(Data extract)

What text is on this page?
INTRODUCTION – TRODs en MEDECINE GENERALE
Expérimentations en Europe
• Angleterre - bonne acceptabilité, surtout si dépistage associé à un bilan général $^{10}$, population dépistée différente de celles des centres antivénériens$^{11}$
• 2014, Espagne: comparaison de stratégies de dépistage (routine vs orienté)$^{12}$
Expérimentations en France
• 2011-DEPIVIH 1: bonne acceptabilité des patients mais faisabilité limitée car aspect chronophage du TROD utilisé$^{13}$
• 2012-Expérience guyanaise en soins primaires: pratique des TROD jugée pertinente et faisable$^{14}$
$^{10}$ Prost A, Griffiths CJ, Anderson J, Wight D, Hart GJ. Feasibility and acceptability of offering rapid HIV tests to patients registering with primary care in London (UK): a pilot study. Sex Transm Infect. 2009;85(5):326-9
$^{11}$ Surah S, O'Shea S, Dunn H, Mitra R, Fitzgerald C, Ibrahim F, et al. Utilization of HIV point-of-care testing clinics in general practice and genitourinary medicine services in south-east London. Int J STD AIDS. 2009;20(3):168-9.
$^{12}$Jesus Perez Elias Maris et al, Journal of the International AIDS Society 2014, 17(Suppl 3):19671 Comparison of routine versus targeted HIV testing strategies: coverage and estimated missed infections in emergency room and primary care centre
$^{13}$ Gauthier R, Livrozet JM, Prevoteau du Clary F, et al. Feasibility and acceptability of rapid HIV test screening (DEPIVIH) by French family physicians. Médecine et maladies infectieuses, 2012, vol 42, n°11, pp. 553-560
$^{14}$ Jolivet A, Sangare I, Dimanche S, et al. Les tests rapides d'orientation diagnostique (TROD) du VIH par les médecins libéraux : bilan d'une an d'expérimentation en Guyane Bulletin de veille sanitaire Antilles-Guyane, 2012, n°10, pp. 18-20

(End Data extract)

> **Work to complete**
The material above should be given again in full, exactly.

> **Finished exercise**
What text is on this page?
INTRODUCTION – TRODs en MEDECINE GENERALE
Expérimentations en Europe
• Angleterre - bonne acceptabilité, surtout si dépistage associé à un bilan général $^{10}$, population dépistée différente de celles des centres antivénériens$^{11}$
• 2014, Espagne: comparaison de stratégies de dépistage (routine vs orienté)$^{12}$
Expérimentations en France
• 2011-DEPIVIH 1: bonne acceptabilité des patients mais faisabilité limitée car aspect chronophage du TROD utilisé$^{13}$
• 2012-Expérience guyanaise en soins primaires: pratique des TROD jugée pertinente et faisable$^{14}$
$^{10}$ Prost A, Griffiths CJ, Anderson J, Wight D, Hart GJ. Feasibility and acceptability of offering rapid HIV tests to patients registering with primary care in London (UK): a pilot study. Sex Transm Infect. 2009;85(5):326-9
$^{11}$ Surah S, O'Shea S, Dunn H, Mitra R, Fitzgerald C, Ibrahim F, et al. Utilization of HIV point-of-care testing clinics in general practice and genitourinary medicine services in south-east London. Int J STD AIDS. 2009;20(3):168-9.
$^{12}$Jesus Perez Elias Maris et al, Journal of the International AIDS Society 2014, 17(Suppl 3):19671 Comparison of routine versus targeted HIV testing strategies: coverage and estimated missed infections in emergency room and primary care centre
$^{13}$ Gauthier R, Livrozet JM, Prevoteau du Clary F, et al. Feasibility and acceptability of rapid HIV test screening (DEPIVIH) by French family physicians. Médecine et maladies infectieuses, 2012, vol 42, n°11, pp. 553-560
$^{14}$ Jolivet A, Sangare I, Dimanche S, et al. Les tests rapides d'orientation diagnostique (TROD) du VIH par les médecins libéraux : bilan d'une an d'expérimentation en Guyane Bulletin de veille sanitaire Antilles-Guyane, 2012, n°10, pp. 18-20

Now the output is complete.